» What needs to be done: Below are the records; pull every line that includes "icon".

» Data entries:

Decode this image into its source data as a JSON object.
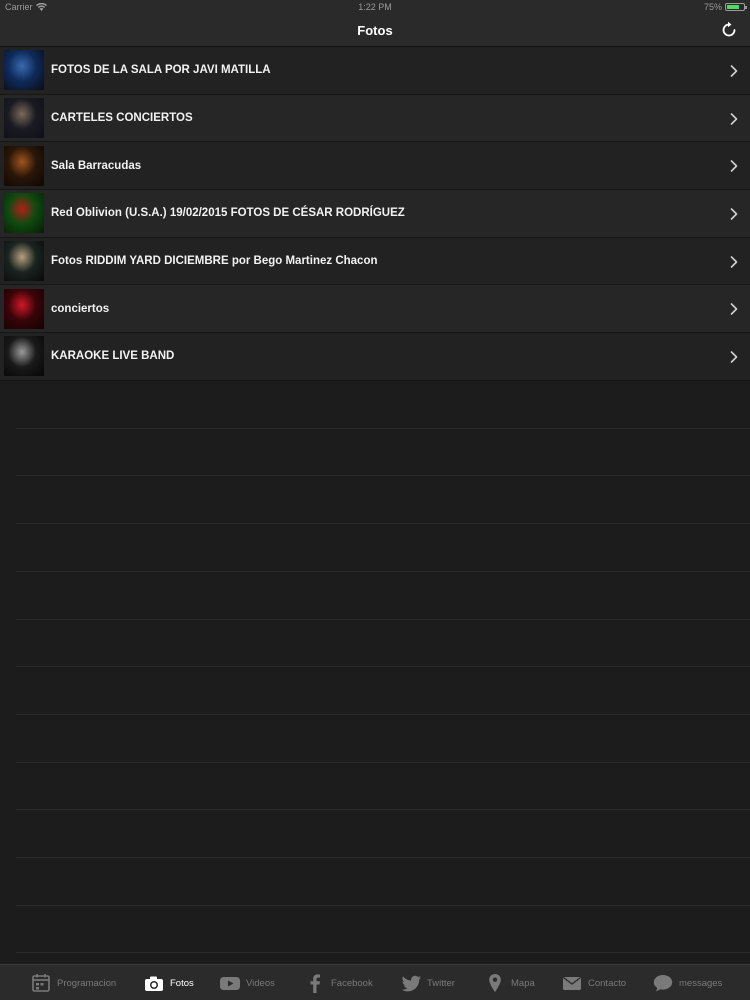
{
  "status_bar": {
    "carrier": "Carrier",
    "time": "1:22 PM",
    "battery": "75%",
    "battery_level": 0.75
  },
  "nav": {
    "title": "Fotos"
  },
  "albums": [
    {
      "label": "FOTOS DE LA SALA POR JAVI MATILLA",
      "thumb_colors": [
        "#0e2a5a",
        "#3a6ab0",
        "#0b0b14"
      ]
    },
    {
      "label": "CARTELES CONCIERTOS",
      "thumb_colors": [
        "#1a1a22",
        "#7a6a58",
        "#0d0f18"
      ]
    },
    {
      "label": "Sala Barracudas",
      "thumb_colors": [
        "#2a1608",
        "#a05520",
        "#0c0604"
      ]
    },
    {
      "label": "Red Oblivion (U.S.A.) 19/02/2015 FOTOS DE CÉSAR RODRÍGUEZ",
      "thumb_colors": [
        "#0e4a10",
        "#b02018",
        "#0a1a06"
      ]
    },
    {
      "label": "Fotos RIDDIM YARD DICIEMBRE por Bego Martinez Chacon",
      "thumb_colors": [
        "#1a2420",
        "#b8a080",
        "#080808"
      ]
    },
    {
      "label": "conciertos",
      "thumb_colors": [
        "#3a0408",
        "#d01828",
        "#100204"
      ]
    },
    {
      "label": "KARAOKE LIVE BAND",
      "thumb_colors": [
        "#1a1a1a",
        "#9a9a9a",
        "#050505"
      ]
    }
  ],
  "tabs": [
    {
      "label": "Programacion",
      "icon": "calendar-icon",
      "active": false
    },
    {
      "label": "Fotos",
      "icon": "camera-icon",
      "active": true
    },
    {
      "label": "Videos",
      "icon": "youtube-icon",
      "active": false
    },
    {
      "label": "Facebook",
      "icon": "facebook-icon",
      "active": false
    },
    {
      "label": "Twitter",
      "icon": "twitter-icon",
      "active": false
    },
    {
      "label": "Mapa",
      "icon": "map-pin-icon",
      "active": false
    },
    {
      "label": "Contacto",
      "icon": "envelope-icon",
      "active": false
    },
    {
      "label": "messages",
      "icon": "chat-bubble-icon",
      "active": false
    }
  ],
  "colors": {
    "background": "#1c1c1d",
    "bar": "#2a2a2a",
    "accent": "#ffffff",
    "inactive": "#7a7a7a"
  }
}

» Answer in full:
      "icon": "calendar-icon",
      "icon": "camera-icon",
      "icon": "youtube-icon",
      "icon": "facebook-icon",
      "icon": "twitter-icon",
      "icon": "map-pin-icon",
      "icon": "envelope-icon",
      "icon": "chat-bubble-icon",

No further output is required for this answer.